═════ Material supplied ═════

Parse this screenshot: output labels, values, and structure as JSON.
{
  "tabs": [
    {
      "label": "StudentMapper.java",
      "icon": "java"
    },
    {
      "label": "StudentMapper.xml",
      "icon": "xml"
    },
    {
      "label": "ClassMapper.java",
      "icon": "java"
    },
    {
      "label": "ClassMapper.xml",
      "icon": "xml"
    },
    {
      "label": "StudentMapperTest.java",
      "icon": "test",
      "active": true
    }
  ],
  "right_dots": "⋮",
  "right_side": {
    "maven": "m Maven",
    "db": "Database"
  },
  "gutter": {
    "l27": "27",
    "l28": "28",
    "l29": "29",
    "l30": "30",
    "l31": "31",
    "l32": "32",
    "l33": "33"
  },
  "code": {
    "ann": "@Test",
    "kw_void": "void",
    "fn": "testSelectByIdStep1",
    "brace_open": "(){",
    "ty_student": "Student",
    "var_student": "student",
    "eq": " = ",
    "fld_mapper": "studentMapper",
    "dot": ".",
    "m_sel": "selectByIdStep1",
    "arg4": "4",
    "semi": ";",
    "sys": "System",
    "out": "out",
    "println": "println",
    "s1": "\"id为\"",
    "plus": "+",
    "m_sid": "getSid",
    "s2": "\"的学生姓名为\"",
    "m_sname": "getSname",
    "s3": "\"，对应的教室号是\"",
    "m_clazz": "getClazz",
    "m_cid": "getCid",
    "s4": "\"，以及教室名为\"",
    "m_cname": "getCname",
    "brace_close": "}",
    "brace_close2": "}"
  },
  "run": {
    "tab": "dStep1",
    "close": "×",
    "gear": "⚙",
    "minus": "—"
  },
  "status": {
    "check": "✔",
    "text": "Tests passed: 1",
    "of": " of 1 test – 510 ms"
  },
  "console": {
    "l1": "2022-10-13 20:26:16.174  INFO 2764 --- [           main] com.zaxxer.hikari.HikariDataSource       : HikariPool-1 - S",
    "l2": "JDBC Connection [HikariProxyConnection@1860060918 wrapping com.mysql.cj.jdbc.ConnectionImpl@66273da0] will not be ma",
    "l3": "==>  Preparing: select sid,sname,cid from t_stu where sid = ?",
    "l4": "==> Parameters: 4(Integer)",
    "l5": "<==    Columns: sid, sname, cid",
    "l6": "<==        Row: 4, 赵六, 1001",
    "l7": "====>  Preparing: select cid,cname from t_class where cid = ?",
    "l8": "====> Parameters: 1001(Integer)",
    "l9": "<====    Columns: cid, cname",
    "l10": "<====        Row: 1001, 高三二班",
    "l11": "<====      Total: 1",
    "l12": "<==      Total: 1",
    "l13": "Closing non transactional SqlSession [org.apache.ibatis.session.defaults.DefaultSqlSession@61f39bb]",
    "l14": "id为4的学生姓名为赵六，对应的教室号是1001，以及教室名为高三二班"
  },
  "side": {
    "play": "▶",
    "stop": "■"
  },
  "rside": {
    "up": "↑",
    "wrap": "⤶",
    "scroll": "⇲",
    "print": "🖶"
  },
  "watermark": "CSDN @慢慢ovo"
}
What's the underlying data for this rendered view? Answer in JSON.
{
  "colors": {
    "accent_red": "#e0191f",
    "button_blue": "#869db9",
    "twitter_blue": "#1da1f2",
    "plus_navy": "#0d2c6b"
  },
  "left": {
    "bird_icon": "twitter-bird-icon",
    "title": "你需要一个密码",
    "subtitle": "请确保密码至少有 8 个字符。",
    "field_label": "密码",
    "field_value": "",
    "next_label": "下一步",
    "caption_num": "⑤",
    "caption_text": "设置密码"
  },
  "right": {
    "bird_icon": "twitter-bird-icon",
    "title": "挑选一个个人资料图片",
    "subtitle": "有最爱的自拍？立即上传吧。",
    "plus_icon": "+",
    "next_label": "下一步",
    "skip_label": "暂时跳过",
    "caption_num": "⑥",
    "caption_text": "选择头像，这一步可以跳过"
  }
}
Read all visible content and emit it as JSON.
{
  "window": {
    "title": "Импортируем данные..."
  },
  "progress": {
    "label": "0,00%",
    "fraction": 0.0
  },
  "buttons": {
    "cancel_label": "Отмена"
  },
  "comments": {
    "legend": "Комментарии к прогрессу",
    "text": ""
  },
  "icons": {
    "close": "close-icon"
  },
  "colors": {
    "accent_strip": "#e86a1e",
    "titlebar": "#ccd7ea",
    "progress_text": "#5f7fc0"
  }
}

═════

Print the material verbatim, all of it.

Parse this screenshot: output labels, values, and structure as JSON.
{
  "tabs": [
    {
      "label": "StudentMapper.java",
      "icon": "java"
    },
    {
      "label": "StudentMapper.xml",
      "icon": "xml"
    },
    {
      "label": "ClassMapper.java",
      "icon": "java"
    },
    {
      "label": "ClassMapper.xml",
      "icon": "xml"
    },
    {
      "label": "StudentMapperTest.java",
      "icon": "test",
      "active": true
    }
  ],
  "right_dots": "⋮",
  "right_side": {
    "maven": "m Maven",
    "db": "Database"
  },
  "gutter": {
    "l27": "27",
    "l28": "28",
    "l29": "29",
    "l30": "30",
    "l31": "31",
    "l32": "32",
    "l33": "33"
  },
  "code": {
    "ann": "@Test",
    "kw_void": "void",
    "fn": "testSelectByIdStep1",
    "brace_open": "(){",
    "ty_student": "Student",
    "var_student": "student",
    "eq": " = ",
    "fld_mapper": "studentMapper",
    "dot": ".",
    "m_sel": "selectByIdStep1",
    "arg4": "4",
    "semi": ";",
    "sys": "System",
    "out": "out",
    "println": "println",
    "s1": "\"id为\"",
    "plus": "+",
    "m_sid": "getSid",
    "s2": "\"的学生姓名为\"",
    "m_sname": "getSname",
    "s3": "\"，对应的教室号是\"",
    "m_clazz": "getClazz",
    "m_cid": "getCid",
    "s4": "\"，以及教室名为\"",
    "m_cname": "getCname",
    "brace_close": "}",
    "brace_close2": "}"
  },
  "run": {
    "tab": "dStep1",
    "close": "×",
    "gear": "⚙",
    "minus": "—"
  },
  "status": {
    "check": "✔",
    "text": "Tests passed: 1",
    "of": " of 1 test – 510 ms"
  },
  "console": {
    "l1": "2022-10-13 20:26:16.174  INFO 2764 --- [           main] com.zaxxer.hikari.HikariDataSource       : HikariPool-1 - S",
    "l2": "JDBC Connection [HikariProxyConnection@1860060918 wrapping com.mysql.cj.jdbc.ConnectionImpl@66273da0] will not be ma",
    "l3": "==>  Preparing: select sid,sname,cid from t_stu where sid = ?",
    "l4": "==> Parameters: 4(Integer)",
    "l5": "<==    Columns: sid, sname, cid",
    "l6": "<==        Row: 4, 赵六, 1001",
    "l7": "====>  Preparing: select cid,cname from t_class where cid = ?",
    "l8": "====> Parameters: 1001(Integer)",
    "l9": "<====    Columns: cid, cname",
    "l10": "<====        Row: 1001, 高三二班",
    "l11": "<====      Total: 1",
    "l12": "<==      Total: 1",
    "l13": "Closing non transactional SqlSession [org.apache.ibatis.session.defaults.DefaultSqlSession@61f39bb]",
    "l14": "id为4的学生姓名为赵六，对应的教室号是1001，以及教室名为高三二班"
  },
  "side": {
    "play": "▶",
    "stop": "■"
  },
  "rside": {
    "up": "↑",
    "wrap": "⤶",
    "scroll": "⇲",
    "print": "🖶"
  },
  "watermark": "CSDN @慢慢ovo"
}
What's the underlying data for this rendered view? Answer in JSON.
{
  "colors": {
    "accent_red": "#e0191f",
    "button_blue": "#869db9",
    "twitter_blue": "#1da1f2",
    "plus_navy": "#0d2c6b"
  },
  "left": {
    "bird_icon": "twitter-bird-icon",
    "title": "你需要一个密码",
    "subtitle": "请确保密码至少有 8 个字符。",
    "field_label": "密码",
    "field_value": "",
    "next_label": "下一步",
    "caption_num": "⑤",
    "caption_text": "设置密码"
  },
  "right": {
    "bird_icon": "twitter-bird-icon",
    "title": "挑选一个个人资料图片",
    "subtitle": "有最爱的自拍？立即上传吧。",
    "plus_icon": "+",
    "next_label": "下一步",
    "skip_label": "暂时跳过",
    "caption_num": "⑥",
    "caption_text": "选择头像，这一步可以跳过"
  }
}
Read all visible content and emit it as JSON.
{
  "window": {
    "title": "Импортируем данные..."
  },
  "progress": {
    "label": "0,00%",
    "fraction": 0.0
  },
  "buttons": {
    "cancel_label": "Отмена"
  },
  "comments": {
    "legend": "Комментарии к прогрессу",
    "text": ""
  },
  "icons": {
    "close": "close-icon"
  },
  "colors": {
    "accent_strip": "#e86a1e",
    "titlebar": "#ccd7ea",
    "progress_text": "#5f7fc0"
  }
}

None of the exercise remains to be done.